§ SET TASK: Lift out each line of the data that holds "Udah".

-=-=-=-=-

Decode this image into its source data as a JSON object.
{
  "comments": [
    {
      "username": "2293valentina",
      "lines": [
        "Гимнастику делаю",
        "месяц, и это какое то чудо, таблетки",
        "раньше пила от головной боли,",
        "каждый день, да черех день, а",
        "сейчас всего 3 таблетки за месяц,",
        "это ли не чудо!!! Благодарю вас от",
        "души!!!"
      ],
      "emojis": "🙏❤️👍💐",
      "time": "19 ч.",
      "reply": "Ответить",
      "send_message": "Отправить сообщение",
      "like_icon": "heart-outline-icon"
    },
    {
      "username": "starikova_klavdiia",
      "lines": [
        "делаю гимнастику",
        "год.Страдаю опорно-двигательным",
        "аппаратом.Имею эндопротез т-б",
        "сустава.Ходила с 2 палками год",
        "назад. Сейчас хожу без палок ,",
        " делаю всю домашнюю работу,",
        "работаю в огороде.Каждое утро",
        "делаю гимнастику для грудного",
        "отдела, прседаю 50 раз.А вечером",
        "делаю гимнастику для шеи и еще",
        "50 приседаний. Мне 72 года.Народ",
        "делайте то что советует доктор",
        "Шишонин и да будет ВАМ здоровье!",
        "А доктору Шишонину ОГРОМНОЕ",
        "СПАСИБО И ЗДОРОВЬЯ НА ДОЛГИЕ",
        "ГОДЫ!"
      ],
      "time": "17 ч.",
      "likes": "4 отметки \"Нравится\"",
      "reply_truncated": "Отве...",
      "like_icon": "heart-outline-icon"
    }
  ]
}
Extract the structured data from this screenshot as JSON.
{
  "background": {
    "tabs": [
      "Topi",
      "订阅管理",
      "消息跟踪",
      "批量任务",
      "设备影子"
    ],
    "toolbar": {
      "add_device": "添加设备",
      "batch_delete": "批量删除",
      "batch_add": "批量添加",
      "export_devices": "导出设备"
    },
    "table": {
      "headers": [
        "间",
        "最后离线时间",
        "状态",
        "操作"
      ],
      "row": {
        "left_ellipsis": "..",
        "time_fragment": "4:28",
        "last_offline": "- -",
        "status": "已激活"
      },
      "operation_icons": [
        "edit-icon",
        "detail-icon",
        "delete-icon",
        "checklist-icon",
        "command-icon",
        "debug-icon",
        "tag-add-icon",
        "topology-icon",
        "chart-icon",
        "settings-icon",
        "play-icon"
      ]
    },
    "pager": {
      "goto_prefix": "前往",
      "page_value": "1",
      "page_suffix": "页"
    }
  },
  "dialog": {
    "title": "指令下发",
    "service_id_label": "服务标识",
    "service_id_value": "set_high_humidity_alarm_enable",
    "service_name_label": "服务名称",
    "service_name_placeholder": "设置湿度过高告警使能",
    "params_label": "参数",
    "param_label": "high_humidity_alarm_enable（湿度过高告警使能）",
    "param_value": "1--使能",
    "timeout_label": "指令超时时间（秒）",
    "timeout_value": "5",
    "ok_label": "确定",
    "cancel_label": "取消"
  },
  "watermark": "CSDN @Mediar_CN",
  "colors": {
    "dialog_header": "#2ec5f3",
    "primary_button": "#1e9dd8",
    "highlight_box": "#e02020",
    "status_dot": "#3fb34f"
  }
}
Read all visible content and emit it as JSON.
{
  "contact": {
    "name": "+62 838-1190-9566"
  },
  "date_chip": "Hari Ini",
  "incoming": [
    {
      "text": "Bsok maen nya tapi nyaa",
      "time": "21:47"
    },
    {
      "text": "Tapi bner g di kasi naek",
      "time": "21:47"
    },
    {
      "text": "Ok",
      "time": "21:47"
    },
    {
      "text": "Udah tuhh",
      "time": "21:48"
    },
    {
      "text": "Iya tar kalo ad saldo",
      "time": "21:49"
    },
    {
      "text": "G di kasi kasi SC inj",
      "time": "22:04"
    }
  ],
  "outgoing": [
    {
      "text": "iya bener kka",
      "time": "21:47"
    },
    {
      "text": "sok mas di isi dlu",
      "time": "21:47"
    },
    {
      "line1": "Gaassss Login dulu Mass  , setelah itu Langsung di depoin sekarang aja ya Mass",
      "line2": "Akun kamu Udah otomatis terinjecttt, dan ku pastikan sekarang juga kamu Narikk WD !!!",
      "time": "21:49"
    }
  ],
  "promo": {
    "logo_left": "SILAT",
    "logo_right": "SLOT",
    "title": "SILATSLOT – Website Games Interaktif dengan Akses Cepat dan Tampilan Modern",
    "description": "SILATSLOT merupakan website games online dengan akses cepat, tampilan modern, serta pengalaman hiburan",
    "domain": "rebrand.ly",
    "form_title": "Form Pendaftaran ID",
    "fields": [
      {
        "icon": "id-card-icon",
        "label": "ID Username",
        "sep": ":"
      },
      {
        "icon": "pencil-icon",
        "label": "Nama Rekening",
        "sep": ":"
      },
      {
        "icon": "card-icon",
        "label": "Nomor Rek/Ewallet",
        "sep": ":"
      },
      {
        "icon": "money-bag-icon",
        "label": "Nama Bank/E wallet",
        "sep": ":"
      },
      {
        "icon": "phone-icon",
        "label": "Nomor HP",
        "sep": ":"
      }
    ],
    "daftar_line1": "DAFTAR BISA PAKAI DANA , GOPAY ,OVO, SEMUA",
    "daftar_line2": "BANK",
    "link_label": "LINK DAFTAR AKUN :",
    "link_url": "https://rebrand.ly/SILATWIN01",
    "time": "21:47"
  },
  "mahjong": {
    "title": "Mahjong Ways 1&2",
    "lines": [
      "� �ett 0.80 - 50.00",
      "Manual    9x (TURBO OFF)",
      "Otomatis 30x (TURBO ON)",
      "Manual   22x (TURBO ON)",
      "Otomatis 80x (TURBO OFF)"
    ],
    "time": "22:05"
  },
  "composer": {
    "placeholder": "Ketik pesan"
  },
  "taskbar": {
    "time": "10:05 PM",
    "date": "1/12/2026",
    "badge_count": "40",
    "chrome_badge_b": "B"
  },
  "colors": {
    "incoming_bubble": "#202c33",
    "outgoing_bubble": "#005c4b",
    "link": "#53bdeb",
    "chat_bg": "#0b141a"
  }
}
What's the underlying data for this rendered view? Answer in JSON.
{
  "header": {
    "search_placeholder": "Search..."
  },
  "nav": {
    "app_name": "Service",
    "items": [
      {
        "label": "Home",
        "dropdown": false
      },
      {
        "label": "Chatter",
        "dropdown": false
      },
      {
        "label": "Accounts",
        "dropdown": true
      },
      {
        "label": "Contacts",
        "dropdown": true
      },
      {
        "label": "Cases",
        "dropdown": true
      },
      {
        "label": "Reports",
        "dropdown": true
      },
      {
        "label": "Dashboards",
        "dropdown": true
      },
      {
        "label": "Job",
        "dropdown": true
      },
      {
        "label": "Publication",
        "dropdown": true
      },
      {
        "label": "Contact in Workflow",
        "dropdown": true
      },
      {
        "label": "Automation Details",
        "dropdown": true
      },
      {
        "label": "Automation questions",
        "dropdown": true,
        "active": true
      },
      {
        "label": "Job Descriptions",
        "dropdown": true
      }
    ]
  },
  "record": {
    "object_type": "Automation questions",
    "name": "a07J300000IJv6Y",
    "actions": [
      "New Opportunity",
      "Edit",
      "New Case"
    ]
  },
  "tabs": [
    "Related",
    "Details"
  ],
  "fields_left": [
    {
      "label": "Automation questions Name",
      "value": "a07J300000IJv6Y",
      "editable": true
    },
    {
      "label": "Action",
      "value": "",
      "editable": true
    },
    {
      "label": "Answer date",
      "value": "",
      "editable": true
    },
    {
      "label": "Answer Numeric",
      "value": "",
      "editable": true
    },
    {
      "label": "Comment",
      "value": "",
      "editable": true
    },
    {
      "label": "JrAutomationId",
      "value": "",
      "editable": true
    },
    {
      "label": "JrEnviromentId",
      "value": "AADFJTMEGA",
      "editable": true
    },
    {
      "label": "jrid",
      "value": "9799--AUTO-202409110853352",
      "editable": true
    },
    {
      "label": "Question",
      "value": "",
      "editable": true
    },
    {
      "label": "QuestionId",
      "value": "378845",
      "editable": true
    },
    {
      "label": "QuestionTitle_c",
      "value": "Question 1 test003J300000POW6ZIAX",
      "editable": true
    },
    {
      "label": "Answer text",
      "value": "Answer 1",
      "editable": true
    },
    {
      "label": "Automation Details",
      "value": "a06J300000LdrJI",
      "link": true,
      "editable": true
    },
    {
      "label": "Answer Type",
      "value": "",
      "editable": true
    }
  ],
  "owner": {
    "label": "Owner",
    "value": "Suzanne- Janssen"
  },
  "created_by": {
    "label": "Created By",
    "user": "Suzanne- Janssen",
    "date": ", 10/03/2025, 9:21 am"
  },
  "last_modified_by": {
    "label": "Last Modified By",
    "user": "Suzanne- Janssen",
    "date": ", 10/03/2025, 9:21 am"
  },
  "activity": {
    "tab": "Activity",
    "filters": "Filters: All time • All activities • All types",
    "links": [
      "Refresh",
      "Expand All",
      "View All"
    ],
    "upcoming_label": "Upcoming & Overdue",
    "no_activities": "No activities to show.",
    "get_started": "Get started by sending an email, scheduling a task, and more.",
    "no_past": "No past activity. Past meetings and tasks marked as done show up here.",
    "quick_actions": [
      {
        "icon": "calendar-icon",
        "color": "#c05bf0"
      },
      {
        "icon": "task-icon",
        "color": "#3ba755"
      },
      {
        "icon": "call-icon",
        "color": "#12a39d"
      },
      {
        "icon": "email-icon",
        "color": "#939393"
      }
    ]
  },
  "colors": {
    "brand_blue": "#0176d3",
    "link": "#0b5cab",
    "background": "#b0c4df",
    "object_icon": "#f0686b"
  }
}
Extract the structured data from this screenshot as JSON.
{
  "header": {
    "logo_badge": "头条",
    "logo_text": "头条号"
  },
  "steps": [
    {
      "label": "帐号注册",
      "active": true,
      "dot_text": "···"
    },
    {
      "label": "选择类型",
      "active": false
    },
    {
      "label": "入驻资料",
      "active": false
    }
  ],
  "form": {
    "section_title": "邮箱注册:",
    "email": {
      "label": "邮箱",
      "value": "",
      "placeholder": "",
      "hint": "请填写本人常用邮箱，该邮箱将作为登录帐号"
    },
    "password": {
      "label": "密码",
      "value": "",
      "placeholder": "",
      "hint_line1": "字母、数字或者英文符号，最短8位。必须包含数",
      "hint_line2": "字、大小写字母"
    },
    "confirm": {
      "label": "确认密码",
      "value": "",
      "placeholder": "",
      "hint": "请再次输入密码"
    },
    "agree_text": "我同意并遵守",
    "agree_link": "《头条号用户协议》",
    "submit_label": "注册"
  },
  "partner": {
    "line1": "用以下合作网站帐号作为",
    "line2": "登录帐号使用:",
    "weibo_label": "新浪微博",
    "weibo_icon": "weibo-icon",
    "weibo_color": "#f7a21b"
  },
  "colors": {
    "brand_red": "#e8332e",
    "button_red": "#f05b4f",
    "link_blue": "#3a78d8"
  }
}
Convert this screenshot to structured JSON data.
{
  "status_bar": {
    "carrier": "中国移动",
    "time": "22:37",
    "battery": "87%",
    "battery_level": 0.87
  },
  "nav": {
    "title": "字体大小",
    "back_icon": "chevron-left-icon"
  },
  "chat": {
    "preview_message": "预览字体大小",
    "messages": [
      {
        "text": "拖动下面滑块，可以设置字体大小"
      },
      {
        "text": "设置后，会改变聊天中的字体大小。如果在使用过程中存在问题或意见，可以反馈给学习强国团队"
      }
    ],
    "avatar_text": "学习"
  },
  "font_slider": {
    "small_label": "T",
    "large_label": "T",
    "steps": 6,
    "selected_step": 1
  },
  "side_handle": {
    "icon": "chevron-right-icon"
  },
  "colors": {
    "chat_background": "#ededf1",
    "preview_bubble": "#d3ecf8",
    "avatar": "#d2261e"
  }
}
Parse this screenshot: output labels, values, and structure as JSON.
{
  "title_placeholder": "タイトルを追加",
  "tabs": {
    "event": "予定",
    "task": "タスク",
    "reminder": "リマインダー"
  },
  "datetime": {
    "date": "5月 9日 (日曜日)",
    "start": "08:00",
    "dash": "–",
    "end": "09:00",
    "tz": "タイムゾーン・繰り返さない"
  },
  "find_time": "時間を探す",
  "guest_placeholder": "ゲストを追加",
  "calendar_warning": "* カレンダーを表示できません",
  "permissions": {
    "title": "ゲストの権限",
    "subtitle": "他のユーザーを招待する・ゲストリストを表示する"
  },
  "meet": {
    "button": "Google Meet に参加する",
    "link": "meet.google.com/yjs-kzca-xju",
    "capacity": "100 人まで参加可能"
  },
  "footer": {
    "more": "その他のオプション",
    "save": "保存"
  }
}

-=-=-=-=-

§ EXERCISE OUTPUT:
      "text": "Udah tuhh",
      "line2": "Akun kamu Udah otomatis terinjecttt, dan ku pastikan sekarang juga kamu Narikk WD !!!",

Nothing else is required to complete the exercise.